> **Exercise tasks**:
A) In the forum thread about pad controllers for Spitfire UACC, what price is the Akai being sold for at Guitar Center?
B) Repeat the rows from the line with "chart2-y-tick-label: 3 bbox=[91, 464, 95, 473]" to the line with "triangle-marker bbox=[431, 283, 441, 292]", both included.

━━━━━ Excerpt ━━━━━

# Best pad controller for UACC ?



## bcarwell (Jun 25, 2020)

I just learned about Spitfire's UACC which sounds very interesting.

I was amazed to see there are 112 (and counting ?) articulations in Spitfire libraries. That suggests to me that a pad controller would be good to use with it which has many pads, like the 64 in the Novation Launchpad or Akai APC.

I understand that a CC#32 followed by a value for the desired articulation will cause the articulation changes.

So... are there any suggestions for a pad controller for Spitfire UACC articulations that have many pads that are all programmable/customizable to CC#32 and individual different articulation numbers ?

I am aware that this could be done with iPad and TouchOSC or Lemur, etc. or with Babylonwaves expression maps, but I want to consider an easy pad controller hardware solution. The Akai is presently selling at Guitar Center for only $85 and can also be used obviously for Ableton or other things as well.

Suggestions anyone ?

Bob


----------



## mburellmusic (Jul 7, 2020)

I use Composer Tools Pro by a company called MIDI Kinetics. They even have an expression map converter. You could easily bring in the Babylon Waves maps and get a controller going with no effort, pretty much. 









Composer Tools Pro - MIDI Kinetics


Composer Tools Pro The ultimate virtual instrument controller for Lemur The days of bulky, inflexible hardware controllers are over. Composer Tools Pro gives you everything you need to control your virtual instruments. With a touch of a button, recall a track's settings-- directly from your DAW...




www.midikinetics.com


----------



## TonvaterJan (Jul 10, 2020)

I have been at exactly the same spot you´re in right now.

I think I tested all the Multi-Button Hardware-controllers
that were on the market at that time...

Problems:

1. They never have enough Buttons.

For some simpler Libraries it´s enough, but for the extensive ones, like said Spitfire Strings etc., you always find yourself making decisions about which Articulation to leave out.

2. Learning the controller.

With a 12+ buttons Controller you need to know, which button does what. So for the standard articulations you may have some sort of Text written on some of the Buttons, but for the rest?

━━━━━ Data provided ━━━━━

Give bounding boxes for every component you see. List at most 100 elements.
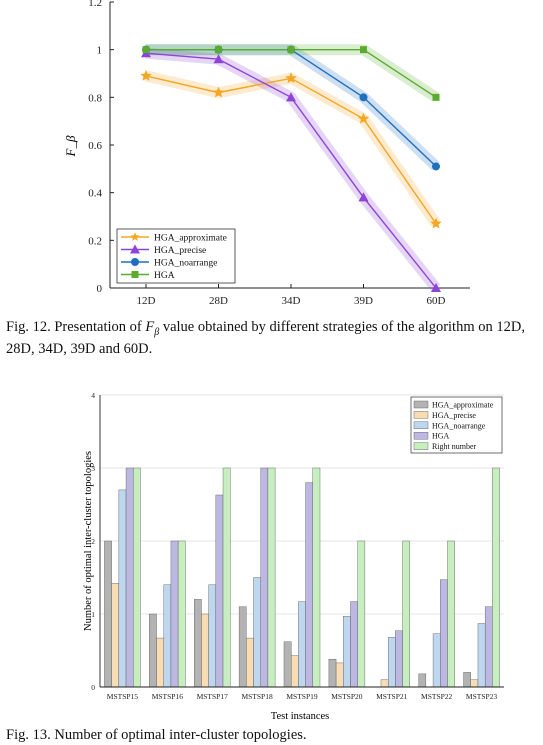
chart2-y-tick-label: 3 bbox=[91, 464, 95, 473]
legend-entry-label: Right number bbox=[432, 442, 477, 451]
figure-13-caption: Fig. 13. Number of optimal inter-cluster… bbox=[6, 727, 307, 743]
bar bbox=[201, 613, 209, 688]
bar bbox=[156, 637, 164, 688]
triangle-marker bbox=[431, 283, 441, 292]
legend-entry-label: HGA_precise bbox=[432, 411, 476, 420]
legend-swatch bbox=[413, 442, 429, 450]
star-marker bbox=[212, 86, 225, 98]
circle-marker bbox=[432, 162, 440, 171]
bar bbox=[477, 623, 486, 688]
bar bbox=[447, 540, 455, 688]
triangle-marker bbox=[130, 244, 140, 254]
bar bbox=[246, 637, 254, 688]
bar bbox=[418, 673, 427, 688]
bar bbox=[395, 630, 403, 688]
chart2-x-tick-label: MSTSP23 bbox=[466, 692, 498, 701]
figure-12-caption: Fig. 12. Presentation of Fβ value obtain… bbox=[6, 319, 541, 358]
chart1-y-tick-label: 0.8 bbox=[88, 92, 102, 104]
topologies-bar-chart: 0 1 2 3 4 MSTSP15 MSTSP16 MSTSP17 MSTSP18 MSTSP19… bbox=[83, 391, 504, 722]
chart1-x-tick-label: 39D bbox=[354, 295, 373, 307]
chart2-x-tick-label: MSTSP19 bbox=[286, 692, 318, 701]
bar bbox=[238, 606, 247, 688]
bar bbox=[387, 637, 396, 688]
legend-entry-label: HGA_precise bbox=[154, 246, 206, 256]
chart1-y-tick-label: 1.2 bbox=[88, 0, 102, 9]
caption-12-prefix: Fig. 12. Presentation of bbox=[6, 319, 146, 335]
triangle-marker bbox=[286, 92, 296, 102]
chart1-y-axis-label: F_β bbox=[63, 135, 78, 157]
square-marker bbox=[131, 271, 139, 278]
chart2-y-tick-label: 4 bbox=[91, 391, 95, 400]
bar bbox=[463, 672, 471, 688]
bar bbox=[298, 601, 306, 688]
bar bbox=[328, 659, 337, 688]
triangle-marker bbox=[213, 54, 224, 64]
legend-swatch bbox=[413, 432, 429, 440]
bar bbox=[177, 540, 186, 688]
chart2-y-tick-label: 2 bbox=[91, 537, 95, 546]
chart1-legend: HGA_approximate HGA_precise HGA_noarrange H… bbox=[116, 228, 236, 284]
bar bbox=[194, 599, 202, 688]
bar bbox=[380, 679, 389, 688]
caption-12-symbol: F bbox=[145, 319, 155, 335]
chart2-x-tick-label: MSTSP18 bbox=[241, 692, 273, 701]
bar bbox=[357, 540, 366, 688]
bar bbox=[343, 615, 351, 688]
star-marker bbox=[357, 112, 370, 124]
caption-12-subscript: β bbox=[154, 326, 160, 338]
legend-entry-label: HGA bbox=[154, 271, 175, 281]
circle-marker bbox=[131, 258, 139, 266]
bar bbox=[125, 467, 134, 688]
bar bbox=[104, 540, 112, 688]
chart2-x-tick-label: MSTSP17 bbox=[197, 692, 229, 701]
bar bbox=[312, 467, 321, 688]
legend-swatch bbox=[413, 421, 429, 429]
caption-12-suffix: value obtained by different strategies o… bbox=[6, 319, 525, 357]
bar bbox=[163, 584, 172, 688]
bar bbox=[402, 540, 410, 688]
chart2-tick-labels: 0 1 2 3 4 MSTSP15 MSTSP16 MSTSP17 MSTSP18 MSTSP19… bbox=[91, 391, 497, 701]
star-marker bbox=[430, 217, 442, 229]
bar bbox=[492, 467, 500, 688]
bar bbox=[335, 662, 344, 688]
star-marker bbox=[285, 72, 297, 84]
chart1-y-tick-label: 0 bbox=[97, 283, 103, 295]
chart1-x-tick-label: 12D bbox=[137, 295, 156, 307]
legend-entry-label: HGA_approximate bbox=[432, 401, 494, 410]
bar bbox=[267, 467, 276, 688]
bar bbox=[432, 633, 441, 688]
square-marker bbox=[287, 46, 295, 54]
bar bbox=[133, 467, 141, 688]
bar bbox=[305, 482, 314, 688]
chart2-y-tick-label: 0 bbox=[91, 683, 95, 692]
legend-entry-label: HGA_noarrange bbox=[432, 421, 486, 430]
circle-marker bbox=[359, 93, 368, 102]
legend-entry-label: HGA bbox=[432, 432, 450, 441]
chart1-x-tick-label: 28D bbox=[209, 295, 228, 307]
bar bbox=[291, 655, 299, 688]
bar bbox=[170, 540, 179, 688]
legend-entry-label: HGA_noarrange bbox=[154, 259, 217, 269]
bar bbox=[260, 467, 269, 688]
chart2-x-tick-label: MSTSP15 bbox=[107, 692, 139, 701]
legend-entry-label: HGA_approximate bbox=[154, 234, 227, 244]
chart1-y-tick-label: 0.2 bbox=[88, 235, 102, 247]
chart2-y-axis-label: Number of optimal inter-cluster topologi… bbox=[83, 451, 94, 631]
bar bbox=[222, 467, 231, 688]
star-marker bbox=[140, 69, 152, 81]
bar bbox=[118, 489, 127, 688]
chart2-x-axis-label: Test instances bbox=[271, 711, 329, 722]
chart1-markers bbox=[140, 45, 442, 292]
legend-swatch bbox=[413, 411, 429, 419]
chart1-x-tick-label: 34D bbox=[282, 295, 301, 307]
bar bbox=[283, 641, 292, 688]
bar bbox=[440, 579, 448, 688]
bar bbox=[484, 606, 493, 688]
bar bbox=[111, 583, 120, 688]
square-marker bbox=[432, 93, 440, 101]
bar bbox=[470, 679, 479, 688]
star-marker bbox=[130, 232, 140, 241]
chart2-axes bbox=[99, 395, 504, 688]
fbeta-line-chart: 0 0.2 0.4 0.6 0.8 1 1.2 12D 28D 34D 39D 60D F_β HGA… bbox=[63, 0, 470, 307]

━━━━━

> **Answers below**:
A) $85

B)
chart2-y-tick-label: 3 bbox=[91, 464, 95, 473]
legend-entry-label: Right number bbox=[432, 442, 477, 451]
figure-13-caption: Fig. 13. Number of optimal inter-cluster… bbox=[6, 727, 307, 743]
bar bbox=[201, 613, 209, 688]
bar bbox=[156, 637, 164, 688]
triangle-marker bbox=[431, 283, 441, 292]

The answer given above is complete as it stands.